> **YOUR OBJECTIVE**: Give every line again exactly as it appears, please, but not the pictures.

TASK INPUT start

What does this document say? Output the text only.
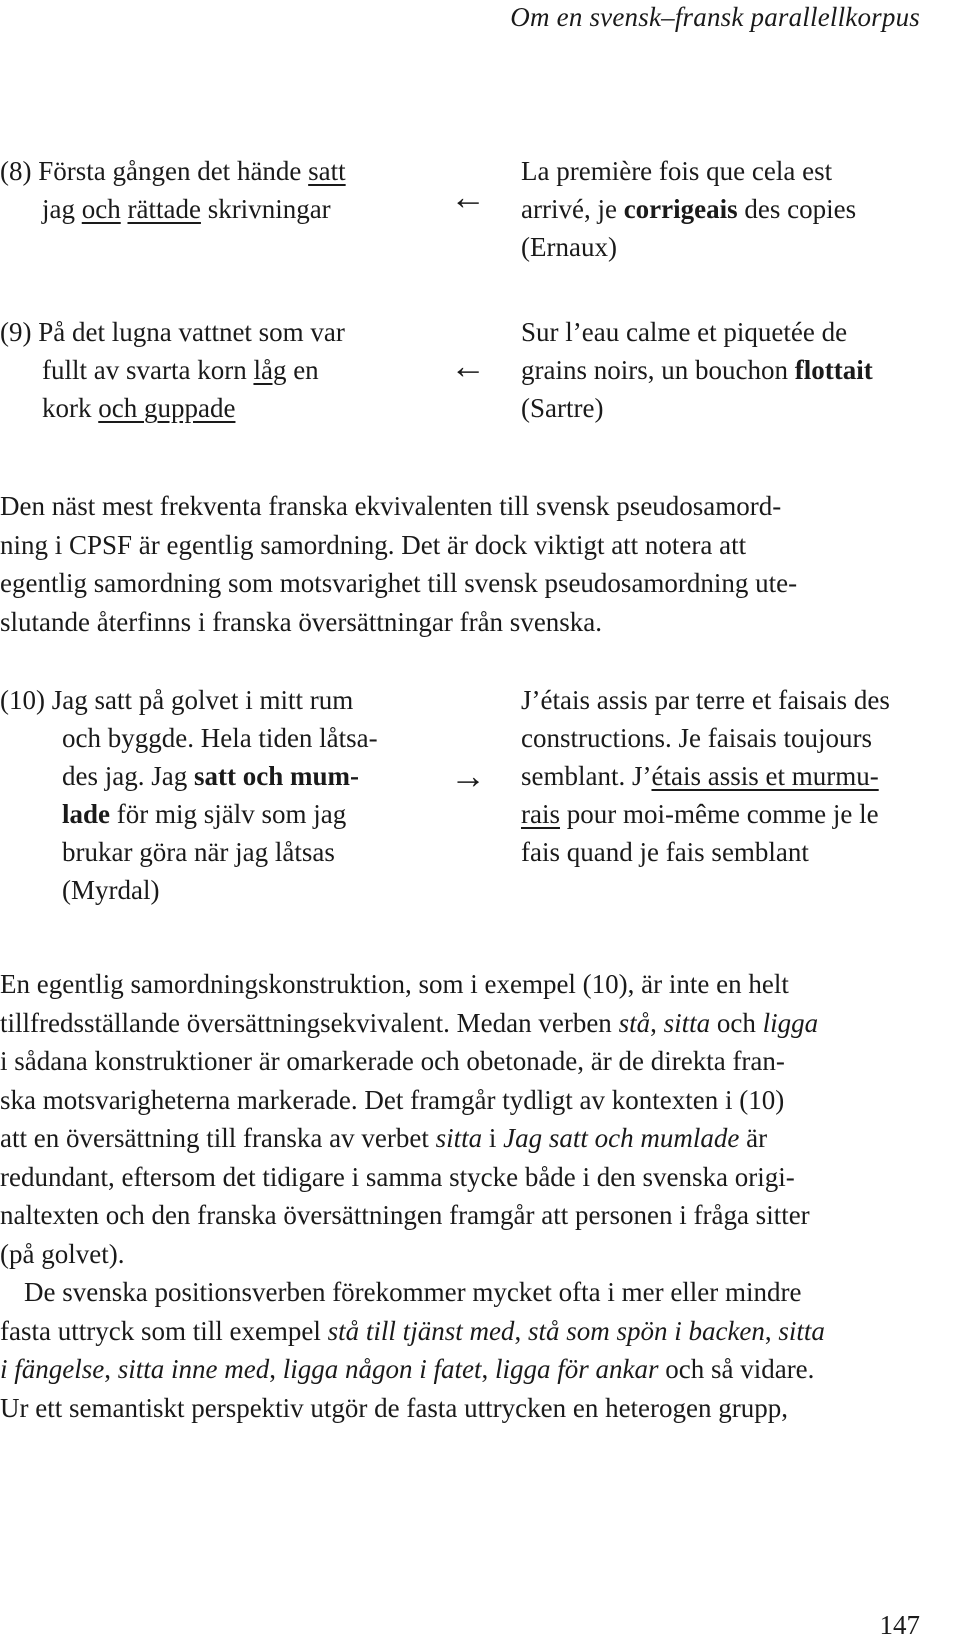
Om en svensk–fransk parallellkorpus
(8) Första gången det hände satt
jag och rättade skrivningar	←
La première fois que cela est
arrivé, je corrigeais des copies
(Ernaux)
(9) På det lugna vattnet som var
fullt av svarta korn låg en
kork och guppade
←
Sur l’eau calme et piquetée de
grains noirs, un bouchon flottait
(Sartre)
Den näst mest frekventa franska ekvivalenten till svensk pseudosamord-
ning i CPSF är egentlig samordning. Det är dock viktigt att notera att
egentlig samordning som motsvarighet till svensk pseudosamordning ute-
slutande återfinns i franska översättningar från svenska.
(10) Jag satt på golvet i mitt rum
och byggde. Hela tiden låtsa-
des jag. Jag satt och mum-
lade för mig själv som jag
brukar göra när jag låtsas
(Myrdal)
→
J’étais assis par terre et faisais des
constructions. Je faisais toujours
semblant. J’étais assis et murmu-
rais pour moi-même comme je le
fais quand je fais semblant
En egentlig samordningskonstruktion, som i exempel (10), är inte en helt
tillfredsställande översättningsekvivalent. Medan verben stå, sitta och ligga
i sådana konstruktioner är omarkerade och obetonade, är de direkta fran-
ska motsvarigheterna markerade. Det framgår tydligt av kontexten i (10)
att en översättning till franska av verbet sitta i Jag satt och mumlade är
redundant, eftersom det tidigare i samma stycke både i den svenska origi-
naltexten och den franska översättningen framgår att personen i fråga sitter
(på golvet).
De svenska positionsverben förekommer mycket ofta i mer eller mindre
fasta uttryck som till exempel stå till tjänst med, stå som spön i backen, sitta
i fängelse, sitta inne med, ligga någon i fatet, ligga för ankar och så vidare.
Ur ett semantiskt perspektiv utgör de fasta uttrycken en heterogen grupp,
147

TASK INPUT end

> **RESULT OF THE EXERCISE**:
What does this document say? Output the text only.
Om en svensk–fransk parallellkorpus
(8) Första gången det hände satt
jag och rättade skrivningar	←
La première fois que cela est
arrivé, je corrigeais des copies
(Ernaux)
(9) På det lugna vattnet som var
fullt av svarta korn låg en
kork och guppade
←
Sur l’eau calme et piquetée de
grains noirs, un bouchon flottait
(Sartre)
Den näst mest frekventa franska ekvivalenten till svensk pseudosamord-
ning i CPSF är egentlig samordning. Det är dock viktigt att notera att
egentlig samordning som motsvarighet till svensk pseudosamordning ute-
slutande återfinns i franska översättningar från svenska.
(10) Jag satt på golvet i mitt rum
och byggde. Hela tiden låtsa-
des jag. Jag satt och mum-
lade för mig själv som jag
brukar göra när jag låtsas
(Myrdal)
→
J’étais assis par terre et faisais des
constructions. Je faisais toujours
semblant. J’étais assis et murmu-
rais pour moi-même comme je le
fais quand je fais semblant
En egentlig samordningskonstruktion, som i exempel (10), är inte en helt
tillfredsställande översättningsekvivalent. Medan verben stå, sitta och ligga
i sådana konstruktioner är omarkerade och obetonade, är de direkta fran-
ska motsvarigheterna markerade. Det framgår tydligt av kontexten i (10)
att en översättning till franska av verbet sitta i Jag satt och mumlade är
redundant, eftersom det tidigare i samma stycke både i den svenska origi-
naltexten och den franska översättningen framgår att personen i fråga sitter
(på golvet).
De svenska positionsverben förekommer mycket ofta i mer eller mindre
fasta uttryck som till exempel stå till tjänst med, stå som spön i backen, sitta
i fängelse, sitta inne med, ligga någon i fatet, ligga för ankar och så vidare.
Ur ett semantiskt perspektiv utgör de fasta uttrycken en heterogen grupp,
147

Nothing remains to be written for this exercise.